- _Supplied text_
> > Probably a tab delimited file with and as many rows as gene identifiers on
> > the chip and with the following columns: 
> > 	gene identifiers on the chip
> > 	gene name
> > 	chromosome
> > 	chromosome_start of the identifier on the chip
> > 	chromosome_end of the identifier on the chip
> > 
> > Is this right or should I post this on the mailing list?
> 
> Well, trying to reverse-engineer a metaData package is probably more 
> trouble than it is worth. Why exactly do you need this data to be in a 
> package? The rationale for the metaData packages is to supply end users 
> with a single package that has a relatively simple interface to the 
> data, but once you have the data in your working environment, it is 
> there for you to use.
> 
> Anyway, if you really want the data in an annotation package, you can 
> use AnnBuilder to make one yourself. There are a couple of vignettes in 
> that package that show how to do things, and if you have problems, there 
> are plenty of threads on the list that you can search for common answers.
> 
> I guess the only compelling reason I can think one might want a package 
> is if the goal is to use annaffy to output annotated tables with your 
> data. Is this the case? If so, you can do the same sort of thing using 
> biomaRt and htmlpage() in the annotate package. There is a vignette in 
> biomaRt that shows how to do that. I have also written some functions 
> for affycoretools that automate the process, but they currently don't 
> include the chromosomal location, mainly because I don't find that 
> information very useful for say, an HTML table. However, if there is 
> interest, I am willing to add that capability.

- _Your instructions_
List the columns that the forum thread about annotation packages proposes for the tab-delimited file. The records aren't needed for this task.

- _Given information_
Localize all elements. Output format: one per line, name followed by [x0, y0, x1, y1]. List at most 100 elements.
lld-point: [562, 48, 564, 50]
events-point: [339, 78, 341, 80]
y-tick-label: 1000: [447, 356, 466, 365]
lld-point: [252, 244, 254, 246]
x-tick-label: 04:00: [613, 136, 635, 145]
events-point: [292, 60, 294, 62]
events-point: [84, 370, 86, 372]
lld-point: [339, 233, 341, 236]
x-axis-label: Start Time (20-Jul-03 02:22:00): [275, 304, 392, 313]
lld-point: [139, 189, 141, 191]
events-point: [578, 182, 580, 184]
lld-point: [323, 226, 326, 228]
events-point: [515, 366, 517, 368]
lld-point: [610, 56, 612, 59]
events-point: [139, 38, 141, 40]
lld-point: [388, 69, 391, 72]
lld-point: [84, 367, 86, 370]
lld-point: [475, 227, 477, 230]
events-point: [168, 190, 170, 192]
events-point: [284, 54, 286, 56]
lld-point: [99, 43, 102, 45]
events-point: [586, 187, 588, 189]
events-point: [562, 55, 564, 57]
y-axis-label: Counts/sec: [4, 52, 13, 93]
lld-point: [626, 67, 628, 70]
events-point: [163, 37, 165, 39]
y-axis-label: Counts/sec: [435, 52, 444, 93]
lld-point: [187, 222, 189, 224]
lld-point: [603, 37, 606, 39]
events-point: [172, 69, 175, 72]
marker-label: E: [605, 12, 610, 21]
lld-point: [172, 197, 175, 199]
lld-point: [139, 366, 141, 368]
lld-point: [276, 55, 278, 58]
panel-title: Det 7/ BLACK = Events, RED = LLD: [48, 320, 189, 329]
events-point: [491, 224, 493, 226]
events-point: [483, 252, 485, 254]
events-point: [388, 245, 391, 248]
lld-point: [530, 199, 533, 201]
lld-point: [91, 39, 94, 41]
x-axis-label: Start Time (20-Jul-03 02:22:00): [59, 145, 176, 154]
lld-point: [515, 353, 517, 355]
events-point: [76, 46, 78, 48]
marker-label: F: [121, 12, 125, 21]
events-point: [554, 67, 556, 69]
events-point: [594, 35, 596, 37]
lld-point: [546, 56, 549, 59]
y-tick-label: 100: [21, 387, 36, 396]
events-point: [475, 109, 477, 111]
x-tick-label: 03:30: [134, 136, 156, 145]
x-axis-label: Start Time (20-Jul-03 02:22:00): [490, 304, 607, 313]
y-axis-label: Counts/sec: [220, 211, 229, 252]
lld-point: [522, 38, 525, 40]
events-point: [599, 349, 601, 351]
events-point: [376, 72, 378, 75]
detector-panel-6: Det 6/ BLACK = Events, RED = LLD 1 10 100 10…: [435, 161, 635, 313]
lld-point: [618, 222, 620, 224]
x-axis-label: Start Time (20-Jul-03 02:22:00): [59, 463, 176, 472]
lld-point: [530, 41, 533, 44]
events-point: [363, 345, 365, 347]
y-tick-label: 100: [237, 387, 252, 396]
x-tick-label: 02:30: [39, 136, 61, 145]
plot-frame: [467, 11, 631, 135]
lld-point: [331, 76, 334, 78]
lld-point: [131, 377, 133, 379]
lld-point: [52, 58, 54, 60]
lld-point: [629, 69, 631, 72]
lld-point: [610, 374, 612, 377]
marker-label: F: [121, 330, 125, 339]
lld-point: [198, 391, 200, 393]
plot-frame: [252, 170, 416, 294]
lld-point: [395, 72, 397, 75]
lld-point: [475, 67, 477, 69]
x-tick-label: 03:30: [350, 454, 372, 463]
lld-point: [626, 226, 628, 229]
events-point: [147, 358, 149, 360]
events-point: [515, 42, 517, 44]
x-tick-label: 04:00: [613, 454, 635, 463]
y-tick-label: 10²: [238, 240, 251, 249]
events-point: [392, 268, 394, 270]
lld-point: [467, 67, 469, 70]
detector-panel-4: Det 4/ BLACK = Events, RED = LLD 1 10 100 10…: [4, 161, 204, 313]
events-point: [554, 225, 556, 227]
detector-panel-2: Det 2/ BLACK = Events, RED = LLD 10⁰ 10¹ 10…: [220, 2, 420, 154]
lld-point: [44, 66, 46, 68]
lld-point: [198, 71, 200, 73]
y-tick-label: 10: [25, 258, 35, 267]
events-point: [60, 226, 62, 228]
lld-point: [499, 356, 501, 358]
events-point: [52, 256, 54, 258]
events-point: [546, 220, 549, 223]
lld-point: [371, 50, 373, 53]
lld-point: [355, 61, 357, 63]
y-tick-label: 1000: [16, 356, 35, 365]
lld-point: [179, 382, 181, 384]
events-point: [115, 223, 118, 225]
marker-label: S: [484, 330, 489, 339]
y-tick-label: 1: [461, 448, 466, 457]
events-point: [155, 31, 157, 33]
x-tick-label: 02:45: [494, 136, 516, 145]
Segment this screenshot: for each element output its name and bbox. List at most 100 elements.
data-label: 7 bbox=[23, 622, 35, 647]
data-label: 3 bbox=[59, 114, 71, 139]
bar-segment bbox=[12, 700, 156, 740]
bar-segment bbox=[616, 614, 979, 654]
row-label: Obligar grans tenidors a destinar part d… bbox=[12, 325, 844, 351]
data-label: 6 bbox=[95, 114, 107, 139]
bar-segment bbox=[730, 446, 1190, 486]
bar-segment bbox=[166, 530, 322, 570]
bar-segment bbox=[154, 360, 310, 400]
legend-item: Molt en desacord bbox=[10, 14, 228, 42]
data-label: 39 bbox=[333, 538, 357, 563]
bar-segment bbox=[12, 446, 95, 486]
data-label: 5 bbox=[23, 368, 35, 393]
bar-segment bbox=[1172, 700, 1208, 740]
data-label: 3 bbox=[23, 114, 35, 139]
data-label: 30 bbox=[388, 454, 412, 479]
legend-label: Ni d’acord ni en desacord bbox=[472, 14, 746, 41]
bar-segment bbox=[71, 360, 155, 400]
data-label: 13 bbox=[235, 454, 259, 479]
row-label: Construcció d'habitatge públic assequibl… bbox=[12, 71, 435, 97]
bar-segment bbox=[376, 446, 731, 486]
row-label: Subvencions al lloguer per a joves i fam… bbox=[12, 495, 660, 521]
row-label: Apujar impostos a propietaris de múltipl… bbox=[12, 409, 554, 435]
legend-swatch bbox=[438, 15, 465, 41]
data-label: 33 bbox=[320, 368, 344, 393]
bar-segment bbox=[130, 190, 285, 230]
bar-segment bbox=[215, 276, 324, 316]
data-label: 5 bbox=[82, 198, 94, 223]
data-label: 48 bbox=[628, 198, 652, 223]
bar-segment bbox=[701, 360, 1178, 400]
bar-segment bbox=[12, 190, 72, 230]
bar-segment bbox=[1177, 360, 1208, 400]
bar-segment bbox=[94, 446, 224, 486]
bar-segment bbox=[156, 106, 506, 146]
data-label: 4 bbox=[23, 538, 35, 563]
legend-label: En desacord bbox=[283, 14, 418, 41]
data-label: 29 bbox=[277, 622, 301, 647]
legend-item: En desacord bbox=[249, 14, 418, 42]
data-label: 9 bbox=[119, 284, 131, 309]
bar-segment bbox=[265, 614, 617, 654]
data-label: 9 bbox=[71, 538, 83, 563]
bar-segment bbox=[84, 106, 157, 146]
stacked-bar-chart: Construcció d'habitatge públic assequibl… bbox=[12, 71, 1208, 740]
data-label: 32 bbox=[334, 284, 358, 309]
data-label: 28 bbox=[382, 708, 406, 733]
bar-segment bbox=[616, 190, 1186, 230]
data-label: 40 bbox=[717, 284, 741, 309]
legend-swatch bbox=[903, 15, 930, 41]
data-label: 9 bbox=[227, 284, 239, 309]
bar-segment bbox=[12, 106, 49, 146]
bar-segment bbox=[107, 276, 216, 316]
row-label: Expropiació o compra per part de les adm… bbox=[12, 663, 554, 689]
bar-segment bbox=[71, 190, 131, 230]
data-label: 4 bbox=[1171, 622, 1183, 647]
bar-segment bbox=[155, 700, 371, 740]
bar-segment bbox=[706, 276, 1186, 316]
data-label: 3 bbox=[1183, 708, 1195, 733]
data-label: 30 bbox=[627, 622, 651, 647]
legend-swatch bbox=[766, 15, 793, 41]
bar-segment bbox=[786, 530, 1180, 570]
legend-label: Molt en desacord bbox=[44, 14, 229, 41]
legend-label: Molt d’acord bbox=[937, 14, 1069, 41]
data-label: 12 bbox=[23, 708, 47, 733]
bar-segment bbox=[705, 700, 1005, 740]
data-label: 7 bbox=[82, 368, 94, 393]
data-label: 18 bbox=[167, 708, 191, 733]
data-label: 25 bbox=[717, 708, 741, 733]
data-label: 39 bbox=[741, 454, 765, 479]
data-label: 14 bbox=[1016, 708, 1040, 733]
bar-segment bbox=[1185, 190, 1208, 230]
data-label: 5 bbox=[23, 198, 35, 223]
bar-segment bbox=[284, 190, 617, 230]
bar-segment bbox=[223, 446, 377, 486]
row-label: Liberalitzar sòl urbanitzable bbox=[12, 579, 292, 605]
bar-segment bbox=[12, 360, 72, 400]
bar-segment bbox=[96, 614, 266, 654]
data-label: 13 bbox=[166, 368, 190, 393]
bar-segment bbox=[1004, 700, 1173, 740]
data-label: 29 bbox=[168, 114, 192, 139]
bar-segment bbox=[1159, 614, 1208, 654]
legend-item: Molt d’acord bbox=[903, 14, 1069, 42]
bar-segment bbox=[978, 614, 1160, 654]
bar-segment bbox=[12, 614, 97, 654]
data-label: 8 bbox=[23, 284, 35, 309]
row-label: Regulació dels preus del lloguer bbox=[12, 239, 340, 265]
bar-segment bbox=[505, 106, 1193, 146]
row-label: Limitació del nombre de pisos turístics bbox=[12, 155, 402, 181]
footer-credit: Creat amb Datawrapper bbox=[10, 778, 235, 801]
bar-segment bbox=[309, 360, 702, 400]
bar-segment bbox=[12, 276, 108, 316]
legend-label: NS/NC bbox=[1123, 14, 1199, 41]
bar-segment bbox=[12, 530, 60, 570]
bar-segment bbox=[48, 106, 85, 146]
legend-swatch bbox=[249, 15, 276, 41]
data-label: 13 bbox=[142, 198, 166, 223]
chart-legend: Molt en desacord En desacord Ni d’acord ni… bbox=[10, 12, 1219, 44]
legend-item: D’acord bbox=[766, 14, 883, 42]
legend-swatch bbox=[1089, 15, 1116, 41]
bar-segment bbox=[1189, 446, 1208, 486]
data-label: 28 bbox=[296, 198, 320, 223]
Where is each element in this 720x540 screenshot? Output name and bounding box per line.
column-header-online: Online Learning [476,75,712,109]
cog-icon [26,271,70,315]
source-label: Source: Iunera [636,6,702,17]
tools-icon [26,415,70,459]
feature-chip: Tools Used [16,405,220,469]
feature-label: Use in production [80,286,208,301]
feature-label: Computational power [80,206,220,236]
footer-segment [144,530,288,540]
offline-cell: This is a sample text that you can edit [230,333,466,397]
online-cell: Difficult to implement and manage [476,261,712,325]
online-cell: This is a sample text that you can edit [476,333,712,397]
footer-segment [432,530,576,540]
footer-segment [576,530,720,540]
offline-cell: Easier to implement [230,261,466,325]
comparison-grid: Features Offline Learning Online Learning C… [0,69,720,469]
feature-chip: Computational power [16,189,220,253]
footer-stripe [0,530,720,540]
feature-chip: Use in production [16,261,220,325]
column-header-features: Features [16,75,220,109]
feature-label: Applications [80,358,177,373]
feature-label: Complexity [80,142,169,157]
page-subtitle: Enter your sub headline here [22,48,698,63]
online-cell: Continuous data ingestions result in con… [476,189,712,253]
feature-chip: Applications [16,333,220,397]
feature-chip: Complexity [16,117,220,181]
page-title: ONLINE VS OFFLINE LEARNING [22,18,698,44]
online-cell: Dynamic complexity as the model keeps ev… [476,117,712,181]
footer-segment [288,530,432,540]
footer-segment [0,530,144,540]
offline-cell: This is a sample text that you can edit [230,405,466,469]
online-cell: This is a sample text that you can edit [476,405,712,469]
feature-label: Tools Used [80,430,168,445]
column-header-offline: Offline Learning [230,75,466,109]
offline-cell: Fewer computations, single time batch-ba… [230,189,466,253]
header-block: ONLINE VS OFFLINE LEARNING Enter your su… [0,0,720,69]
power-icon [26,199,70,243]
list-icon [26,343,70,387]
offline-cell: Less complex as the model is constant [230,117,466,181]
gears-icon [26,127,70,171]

- _Task result_
- gene identifiers on the chip
- gene name
- chromosome
- chromosome_start of the identifier on the chip
- chromosome_end of the identifier on the chip